CHALLENGE =
Quote the lines of the data below verbatim, beginning at the line that contains "Extract all readable text from this page." and ending at the last line, both included, and excluding pictures.

Dataset rows:
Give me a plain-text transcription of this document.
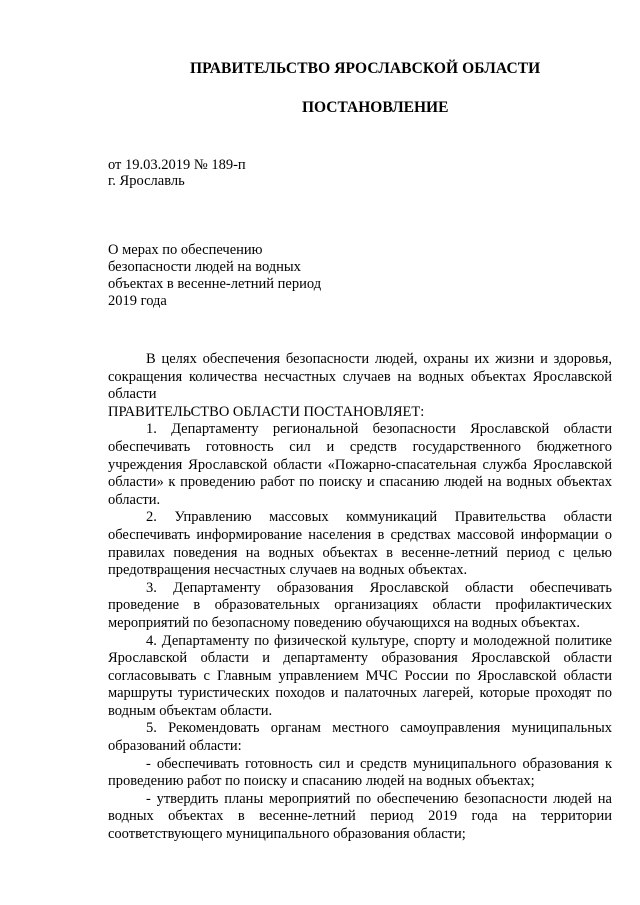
ПРАВИТЕЛЬСТВО ЯРОСЛАВСКОЙ ОБЛАСТИ
ПОСТАНОВЛЕНИЕ
от 19.03.2019 № 189-п
г. Ярославль
О мерах по обеспечению
безопасности людей на водных
объектах в весенне-летний период
2019 года

В целях обеспечения безопасности людей, охраны их жизни и здоровья, сокращения количества несчастных случаев на водных объектах Ярославской области

ПРАВИТЕЛЬСТВО ОБЛАСТИ ПОСТАНОВЛЯЕТ:

1. Департаменту региональной безопасности Ярославской области обеспечивать готовность сил и средств государственного бюджетного учреждения Ярославской области «Пожарно-спасательная служба Ярославской области» к проведению работ по поиску и спасанию людей на водных объектах области.

2. Управлению массовых коммуникаций Правительства области обеспечивать информирование населения в средствах массовой информации о правилах поведения на водных объектах в весенне-летний период с целью предотвращения несчастных случаев на водных объектах.

3. Департаменту образования Ярославской области обеспечивать проведение в образовательных организациях области профилактических мероприятий по безопасному поведению обучающихся на водных объектах.

4. Департаменту по физической культуре, спорту и молодежной политике Ярославской области и департаменту образования Ярославской области согласовывать с Главным управлением МЧС России по Ярославской области маршруты туристических походов и палаточных лагерей, которые проходят по водным объектам области.

5. Рекомендовать органам местного самоуправления муниципальных образований области:

- обеспечивать готовность сил и средств муниципального образования к проведению работ по поиску и спасанию людей на водных объектах;

- утвердить планы мероприятий по обеспечению безопасности людей на водных объектах в весенне-летний период 2019 года на территории соответствующего муниципального образования области;
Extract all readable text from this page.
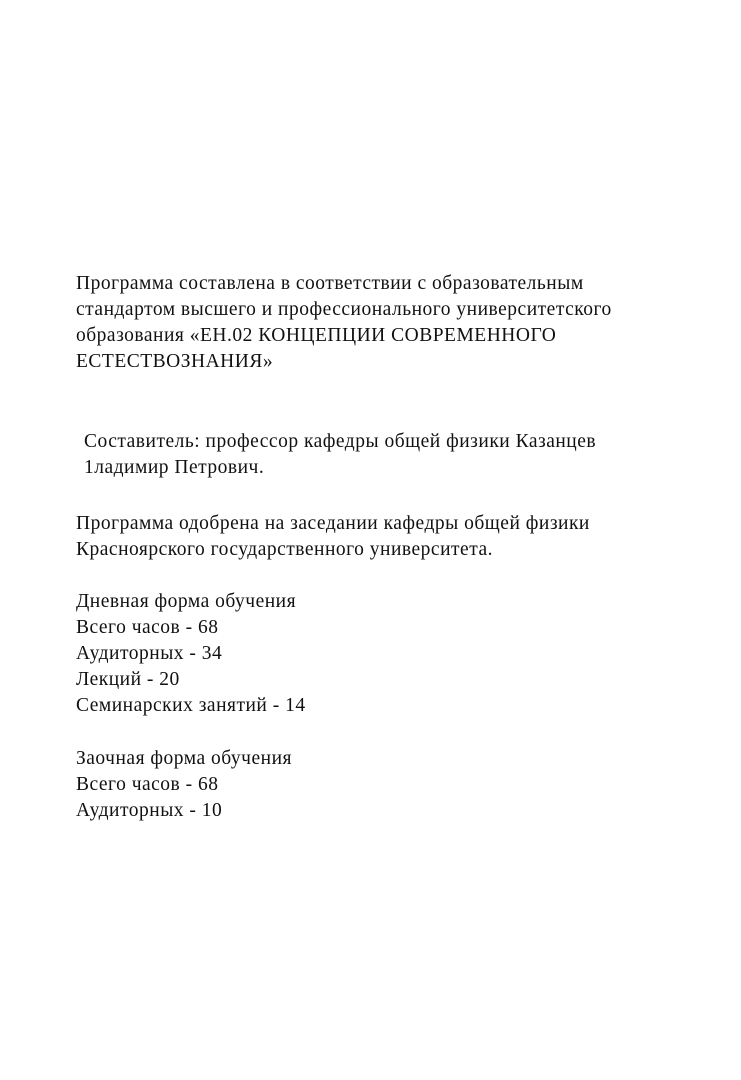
Программа составлена в соответствии с образовательным
стандартом высшего и профессионального университетского
образования «ЕН.02 КОНЦЕПЦИИ СОВРЕМЕННОГО
ЕСТЕСТВОЗНАНИЯ»
Составитель: профессор кафедры общей физики Казанцев
1ладимир Петрович.
Программа одобрена на заседании кафедры общей физики
Красноярского государственного университета.
Дневная форма обучения
Всего часов - 68
Аудиторных - 34
Лекций - 20
Семинарских занятий - 14
Заочная форма обучения
Всего часов - 68
Аудиторных - 10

WRITTEN REPLY =
Extract all readable text from this page.
Программа составлена в соответствии с образовательным
стандартом высшего и профессионального университетского
образования «ЕН.02 КОНЦЕПЦИИ СОВРЕМЕННОГО
ЕСТЕСТВОЗНАНИЯ»
Составитель: профессор кафедры общей физики Казанцев
1ладимир Петрович.
Программа одобрена на заседании кафедры общей физики
Красноярского государственного университета.
Дневная форма обучения
Всего часов - 68
Аудиторных - 34
Лекций - 20
Семинарских занятий - 14
Заочная форма обучения
Всего часов - 68
Аудиторных - 10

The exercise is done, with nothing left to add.